(Beginning of INFORMATION SUPPLIED)

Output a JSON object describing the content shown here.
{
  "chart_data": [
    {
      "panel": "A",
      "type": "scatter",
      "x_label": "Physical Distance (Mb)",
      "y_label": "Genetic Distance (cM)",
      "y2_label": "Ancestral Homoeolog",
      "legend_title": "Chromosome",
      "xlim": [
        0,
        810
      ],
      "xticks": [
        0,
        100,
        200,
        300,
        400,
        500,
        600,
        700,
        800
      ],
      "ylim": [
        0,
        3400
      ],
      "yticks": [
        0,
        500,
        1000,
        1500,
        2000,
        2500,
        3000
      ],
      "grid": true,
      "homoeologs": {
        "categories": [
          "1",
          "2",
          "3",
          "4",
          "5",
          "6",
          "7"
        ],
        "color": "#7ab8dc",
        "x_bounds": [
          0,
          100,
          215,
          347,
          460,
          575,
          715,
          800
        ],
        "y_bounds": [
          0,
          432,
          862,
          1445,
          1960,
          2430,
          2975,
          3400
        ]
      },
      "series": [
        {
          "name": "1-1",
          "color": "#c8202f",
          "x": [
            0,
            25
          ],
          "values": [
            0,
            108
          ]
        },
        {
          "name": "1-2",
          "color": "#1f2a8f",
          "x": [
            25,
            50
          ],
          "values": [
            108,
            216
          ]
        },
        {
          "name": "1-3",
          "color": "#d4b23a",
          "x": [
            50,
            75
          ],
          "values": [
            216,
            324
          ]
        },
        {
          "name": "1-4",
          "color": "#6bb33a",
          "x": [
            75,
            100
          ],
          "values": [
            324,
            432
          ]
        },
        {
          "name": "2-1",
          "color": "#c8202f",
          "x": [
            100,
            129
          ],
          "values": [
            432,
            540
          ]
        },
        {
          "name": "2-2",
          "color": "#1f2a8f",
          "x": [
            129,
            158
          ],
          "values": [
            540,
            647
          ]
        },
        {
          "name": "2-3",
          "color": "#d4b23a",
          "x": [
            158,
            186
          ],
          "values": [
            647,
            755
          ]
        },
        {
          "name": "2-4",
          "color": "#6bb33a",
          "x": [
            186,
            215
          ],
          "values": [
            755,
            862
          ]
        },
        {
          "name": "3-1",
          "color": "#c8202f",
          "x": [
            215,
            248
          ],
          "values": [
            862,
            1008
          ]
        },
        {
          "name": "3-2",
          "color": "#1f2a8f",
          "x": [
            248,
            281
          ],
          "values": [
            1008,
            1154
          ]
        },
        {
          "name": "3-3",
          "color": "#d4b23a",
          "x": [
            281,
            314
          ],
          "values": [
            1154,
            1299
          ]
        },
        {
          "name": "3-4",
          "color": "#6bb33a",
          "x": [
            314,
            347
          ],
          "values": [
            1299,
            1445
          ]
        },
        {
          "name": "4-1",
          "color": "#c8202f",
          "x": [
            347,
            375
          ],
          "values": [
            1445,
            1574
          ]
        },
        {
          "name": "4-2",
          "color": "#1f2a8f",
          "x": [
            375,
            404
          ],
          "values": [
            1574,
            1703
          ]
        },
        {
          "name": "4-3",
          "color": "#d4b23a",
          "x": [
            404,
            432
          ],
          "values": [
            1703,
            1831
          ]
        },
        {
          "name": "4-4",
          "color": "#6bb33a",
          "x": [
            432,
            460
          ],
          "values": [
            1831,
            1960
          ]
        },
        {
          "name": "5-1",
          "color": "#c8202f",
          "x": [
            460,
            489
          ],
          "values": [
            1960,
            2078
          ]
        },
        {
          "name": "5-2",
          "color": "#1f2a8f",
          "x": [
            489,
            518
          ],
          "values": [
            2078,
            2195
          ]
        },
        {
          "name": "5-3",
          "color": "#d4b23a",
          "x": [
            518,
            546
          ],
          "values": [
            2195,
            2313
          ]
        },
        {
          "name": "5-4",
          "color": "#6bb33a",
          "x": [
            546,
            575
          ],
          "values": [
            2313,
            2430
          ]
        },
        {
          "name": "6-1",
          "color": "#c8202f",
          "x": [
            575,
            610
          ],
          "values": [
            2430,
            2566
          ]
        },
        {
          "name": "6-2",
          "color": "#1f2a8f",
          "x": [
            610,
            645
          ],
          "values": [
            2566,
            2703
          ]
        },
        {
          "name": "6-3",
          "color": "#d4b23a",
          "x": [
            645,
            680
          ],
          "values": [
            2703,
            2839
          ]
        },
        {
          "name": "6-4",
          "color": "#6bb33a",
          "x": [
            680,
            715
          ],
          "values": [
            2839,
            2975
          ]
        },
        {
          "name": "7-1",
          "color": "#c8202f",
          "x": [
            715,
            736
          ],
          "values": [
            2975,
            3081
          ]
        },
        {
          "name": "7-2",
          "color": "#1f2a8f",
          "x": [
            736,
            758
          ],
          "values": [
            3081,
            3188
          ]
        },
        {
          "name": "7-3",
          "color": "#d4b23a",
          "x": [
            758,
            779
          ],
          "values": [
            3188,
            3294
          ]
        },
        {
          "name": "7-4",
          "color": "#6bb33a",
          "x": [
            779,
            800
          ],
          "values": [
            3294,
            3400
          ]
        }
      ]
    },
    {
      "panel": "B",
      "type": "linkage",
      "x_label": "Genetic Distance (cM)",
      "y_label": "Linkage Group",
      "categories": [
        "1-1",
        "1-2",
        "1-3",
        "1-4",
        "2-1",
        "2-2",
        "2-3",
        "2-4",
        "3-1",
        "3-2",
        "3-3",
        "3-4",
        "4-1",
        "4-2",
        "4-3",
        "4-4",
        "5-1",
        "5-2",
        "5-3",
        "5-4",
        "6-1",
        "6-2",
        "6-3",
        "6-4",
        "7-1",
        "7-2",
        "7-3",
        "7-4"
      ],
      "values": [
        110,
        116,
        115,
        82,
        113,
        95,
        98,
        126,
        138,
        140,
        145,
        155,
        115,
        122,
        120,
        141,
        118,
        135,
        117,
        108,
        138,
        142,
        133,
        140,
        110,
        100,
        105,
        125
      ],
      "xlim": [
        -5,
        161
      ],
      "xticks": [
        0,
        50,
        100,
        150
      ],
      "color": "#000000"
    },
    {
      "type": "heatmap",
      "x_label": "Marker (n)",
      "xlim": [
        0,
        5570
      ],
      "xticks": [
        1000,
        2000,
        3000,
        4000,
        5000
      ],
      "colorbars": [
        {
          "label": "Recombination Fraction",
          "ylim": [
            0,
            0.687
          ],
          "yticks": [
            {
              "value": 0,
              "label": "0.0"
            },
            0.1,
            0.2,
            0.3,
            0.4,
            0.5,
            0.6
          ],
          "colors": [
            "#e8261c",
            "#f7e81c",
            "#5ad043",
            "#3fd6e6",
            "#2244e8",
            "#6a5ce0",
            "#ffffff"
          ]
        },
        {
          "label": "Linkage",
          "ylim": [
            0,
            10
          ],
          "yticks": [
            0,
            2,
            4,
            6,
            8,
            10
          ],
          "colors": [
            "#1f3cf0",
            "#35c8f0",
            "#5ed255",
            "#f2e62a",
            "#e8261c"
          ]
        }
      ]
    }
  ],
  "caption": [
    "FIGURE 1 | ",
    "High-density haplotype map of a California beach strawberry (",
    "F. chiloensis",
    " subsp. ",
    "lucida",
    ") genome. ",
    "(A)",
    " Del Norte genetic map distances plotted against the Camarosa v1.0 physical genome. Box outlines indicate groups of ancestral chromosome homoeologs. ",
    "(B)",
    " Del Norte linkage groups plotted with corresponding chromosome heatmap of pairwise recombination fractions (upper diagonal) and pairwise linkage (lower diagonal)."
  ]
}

(End of INFORMATION SUPPLIED)

_TRY IT_:
Scan the material and collect every line that contains "homoeologs".

_ANSWER SPACE_:
      "homoeologs": {
    " Del Norte genetic map distances plotted against the Camarosa v1.0 physical genome. Box outlines indicate groups of ancestral chromosome homoeologs. ",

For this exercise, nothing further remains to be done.